[Start EXCERPT TO READ]

When Loren Bendele started online coupon company Savings.com in 2007, he wondered why traditional paper coupon companies didn't have more of an internet presence. It was a simple idea that filled a niche in an established market.

While his marketing plan initially was designed to attract customers, it also was meant to gain the attention of prospective acquirers--and it did. In June 2012 Bendele sold Savings.com to Cox Target Media, parent company of Valpak, for a reported $100 million.

"We always thought the traditional coupon players would be looking for ways to migrate their business," Bendele explains. So he intentionally built his company to sell.

Ken Wisnefski, meanwhile, has flipped two companies and now runs Mount Laurel, N.J.-based WebiMax, which provides internet marketing services such as search engine optimization. His first tip on building a business to sell? "You should treat [each company] as though you are going to keep it for 100 years," he says.

In other words, starting a company with the intention to flip is not so different from starting any company, but it does come with its own set of guidelines.

"With very few exceptions, startups get bought, they don't go public," says Nat Burgess, president of Bothell, Wash.-based Corum Group, which provides mergers and acquisitions advice for the software industry. "The ones that go public go through so many funding rounds and recapitalizations that they are thoroughly vetted by the time they file for IPO. For the other 99 percent of startup companies, proper planning and strategy are critical to a successful sale. Without a good business, quality team and solid execution, there is no exit."

[End EXCERPT TO READ]

THE EXERCISE: Continue the article on building a startup to sell, picking up after its last paragraph.

[Start SUPPLIED INFORMATION]

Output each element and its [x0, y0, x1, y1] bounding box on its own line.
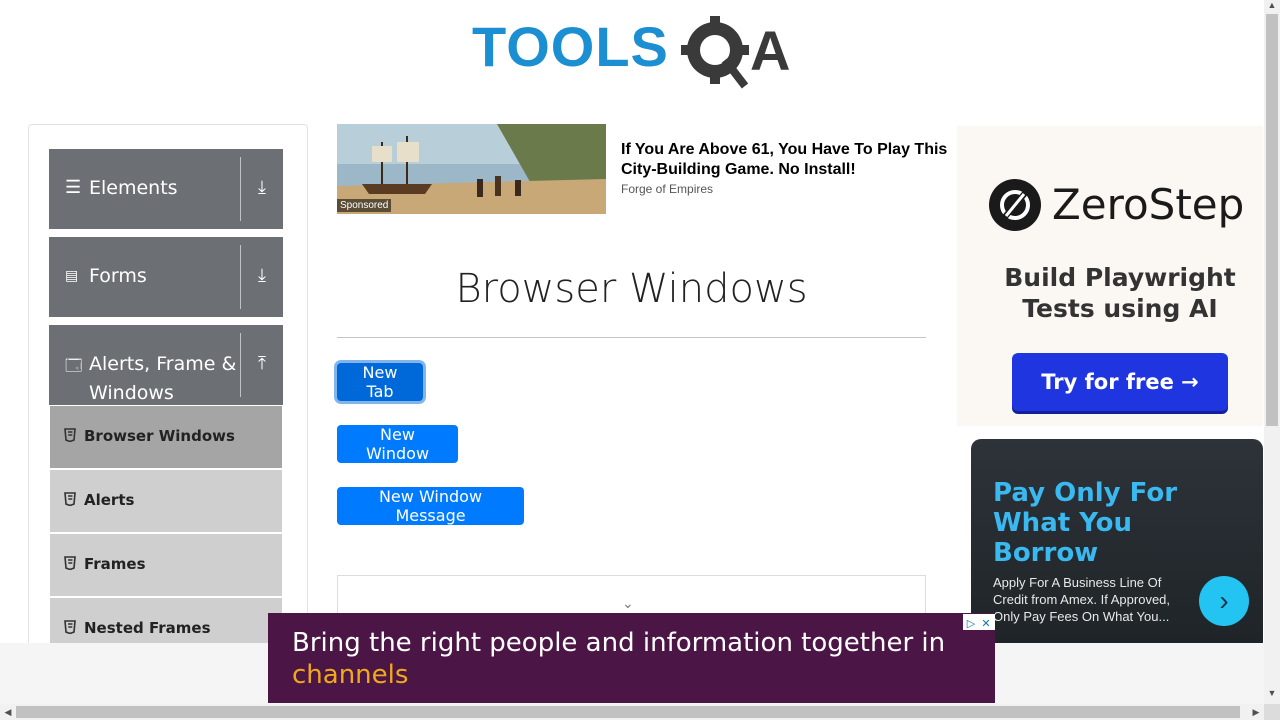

[End SUPPLIED INFORMATION]

WRITTEN ANSWER:
Nate Redmond, managing partner at Rustic Canyon Ventures in Santa Monica, Calif., was one of the venture funders of Savings.com. He stresses that the business itself is more important than any exit strategy. "Rarely do we make an investment with the stated intent to sell," he says. Instead, the investment decision is based on market conditions, competitive position and company execution. "The best companies are bought, not sold," he adds. "We believe it is important to keep the focus on the long-term horizon until buyers come calling."

However, nearly every entrepreneur and investor who has been through a sale says there are crucial ingredients to any exit plan. Above all, the company needs an easily adaptable product or concept, clean books, good old-fashioned buzz, delegated authority and attention to the customer mix. Finally, the details of daily management have to support a company's long-term growth. "Startups get acquired because the acquirer believes they can scale up the company," Burgess says. "If the company is held together with duct tape and baling wire, it won't scale. Even though they start small, entrepreneurs have to think big from day one."